(begin)
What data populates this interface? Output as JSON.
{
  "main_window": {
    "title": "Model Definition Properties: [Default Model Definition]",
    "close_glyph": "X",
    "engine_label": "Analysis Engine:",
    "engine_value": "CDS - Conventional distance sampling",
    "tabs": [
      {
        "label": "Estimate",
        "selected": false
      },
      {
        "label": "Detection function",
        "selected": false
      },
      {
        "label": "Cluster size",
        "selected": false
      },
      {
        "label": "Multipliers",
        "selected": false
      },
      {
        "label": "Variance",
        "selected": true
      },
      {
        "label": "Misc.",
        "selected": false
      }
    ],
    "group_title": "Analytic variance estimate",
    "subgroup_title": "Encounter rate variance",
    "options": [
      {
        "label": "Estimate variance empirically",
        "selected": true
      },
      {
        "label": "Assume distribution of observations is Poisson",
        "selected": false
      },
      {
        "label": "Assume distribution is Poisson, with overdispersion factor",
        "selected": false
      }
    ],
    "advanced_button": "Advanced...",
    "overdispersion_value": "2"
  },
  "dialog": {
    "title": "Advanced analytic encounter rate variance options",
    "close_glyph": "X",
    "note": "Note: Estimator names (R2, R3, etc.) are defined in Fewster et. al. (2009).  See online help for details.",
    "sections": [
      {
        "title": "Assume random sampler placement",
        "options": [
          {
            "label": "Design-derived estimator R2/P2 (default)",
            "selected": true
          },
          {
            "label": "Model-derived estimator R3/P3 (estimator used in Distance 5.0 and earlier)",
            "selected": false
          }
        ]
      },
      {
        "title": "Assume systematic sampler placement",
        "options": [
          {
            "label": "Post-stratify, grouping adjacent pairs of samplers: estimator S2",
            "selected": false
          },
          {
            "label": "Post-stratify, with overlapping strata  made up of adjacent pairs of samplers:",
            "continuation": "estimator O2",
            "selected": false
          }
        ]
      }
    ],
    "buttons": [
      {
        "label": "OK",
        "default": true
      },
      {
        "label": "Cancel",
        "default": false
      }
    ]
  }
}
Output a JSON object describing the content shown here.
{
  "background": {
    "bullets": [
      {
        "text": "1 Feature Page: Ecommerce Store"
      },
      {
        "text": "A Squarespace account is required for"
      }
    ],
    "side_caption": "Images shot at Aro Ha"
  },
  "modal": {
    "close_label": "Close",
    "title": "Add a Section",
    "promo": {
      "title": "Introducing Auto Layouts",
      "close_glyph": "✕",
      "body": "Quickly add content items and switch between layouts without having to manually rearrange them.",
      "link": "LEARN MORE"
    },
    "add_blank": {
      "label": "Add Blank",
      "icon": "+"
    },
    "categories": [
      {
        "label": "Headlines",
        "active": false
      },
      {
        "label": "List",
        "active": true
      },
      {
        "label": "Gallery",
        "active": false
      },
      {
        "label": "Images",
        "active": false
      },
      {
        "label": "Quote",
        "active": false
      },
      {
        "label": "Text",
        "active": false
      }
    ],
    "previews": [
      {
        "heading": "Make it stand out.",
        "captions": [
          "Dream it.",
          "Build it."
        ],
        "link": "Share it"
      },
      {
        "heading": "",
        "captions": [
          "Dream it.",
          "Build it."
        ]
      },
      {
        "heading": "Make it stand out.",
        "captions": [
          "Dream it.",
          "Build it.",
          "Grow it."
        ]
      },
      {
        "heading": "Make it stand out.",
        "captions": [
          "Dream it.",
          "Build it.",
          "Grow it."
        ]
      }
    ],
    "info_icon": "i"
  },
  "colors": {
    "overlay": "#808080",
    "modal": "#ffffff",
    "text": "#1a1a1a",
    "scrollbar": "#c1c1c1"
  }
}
(end)
**Your objective**.
Faithfully transcribe the whole of the data.

**Exercise response**.
What data populates this interface? Output as JSON.
{
  "main_window": {
    "title": "Model Definition Properties: [Default Model Definition]",
    "close_glyph": "X",
    "engine_label": "Analysis Engine:",
    "engine_value": "CDS - Conventional distance sampling",
    "tabs": [
      {
        "label": "Estimate",
        "selected": false
      },
      {
        "label": "Detection function",
        "selected": false
      },
      {
        "label": "Cluster size",
        "selected": false
      },
      {
        "label": "Multipliers",
        "selected": false
      },
      {
        "label": "Variance",
        "selected": true
      },
      {
        "label": "Misc.",
        "selected": false
      }
    ],
    "group_title": "Analytic variance estimate",
    "subgroup_title": "Encounter rate variance",
    "options": [
      {
        "label": "Estimate variance empirically",
        "selected": true
      },
      {
        "label": "Assume distribution of observations is Poisson",
        "selected": false
      },
      {
        "label": "Assume distribution is Poisson, with overdispersion factor",
        "selected": false
      }
    ],
    "advanced_button": "Advanced...",
    "overdispersion_value": "2"
  },
  "dialog": {
    "title": "Advanced analytic encounter rate variance options",
    "close_glyph": "X",
    "note": "Note: Estimator names (R2, R3, etc.) are defined in Fewster et. al. (2009).  See online help for details.",
    "sections": [
      {
        "title": "Assume random sampler placement",
        "options": [
          {
            "label": "Design-derived estimator R2/P2 (default)",
            "selected": true
          },
          {
            "label": "Model-derived estimator R3/P3 (estimator used in Distance 5.0 and earlier)",
            "selected": false
          }
        ]
      },
      {
        "title": "Assume systematic sampler placement",
        "options": [
          {
            "label": "Post-stratify, grouping adjacent pairs of samplers: estimator S2",
            "selected": false
          },
          {
            "label": "Post-stratify, with overlapping strata  made up of adjacent pairs of samplers:",
            "continuation": "estimator O2",
            "selected": false
          }
        ]
      }
    ],
    "buttons": [
      {
        "label": "OK",
        "default": true
      },
      {
        "label": "Cancel",
        "default": false
      }
    ]
  }
}
Output a JSON object describing the content shown here.
{
  "background": {
    "bullets": [
      {
        "text": "1 Feature Page: Ecommerce Store"
      },
      {
        "text": "A Squarespace account is required for"
      }
    ],
    "side_caption": "Images shot at Aro Ha"
  },
  "modal": {
    "close_label": "Close",
    "title": "Add a Section",
    "promo": {
      "title": "Introducing Auto Layouts",
      "close_glyph": "✕",
      "body": "Quickly add content items and switch between layouts without having to manually rearrange them.",
      "link": "LEARN MORE"
    },
    "add_blank": {
      "label": "Add Blank",
      "icon": "+"
    },
    "categories": [
      {
        "label": "Headlines",
        "active": false
      },
      {
        "label": "List",
        "active": true
      },
      {
        "label": "Gallery",
        "active": false
      },
      {
        "label": "Images",
        "active": false
      },
      {
        "label": "Quote",
        "active": false
      },
      {
        "label": "Text",
        "active": false
      }
    ],
    "previews": [
      {
        "heading": "Make it stand out.",
        "captions": [
          "Dream it.",
          "Build it."
        ],
        "link": "Share it"
      },
      {
        "heading": "",
        "captions": [
          "Dream it.",
          "Build it."
        ]
      },
      {
        "heading": "Make it stand out.",
        "captions": [
          "Dream it.",
          "Build it.",
          "Grow it."
        ]
      },
      {
        "heading": "Make it stand out.",
        "captions": [
          "Dream it.",
          "Build it.",
          "Grow it."
        ]
      }
    ],
    "info_icon": "i"
  },
  "colors": {
    "overlay": "#808080",
    "modal": "#ffffff",
    "text": "#1a1a1a",
    "scrollbar": "#c1c1c1"
  }
}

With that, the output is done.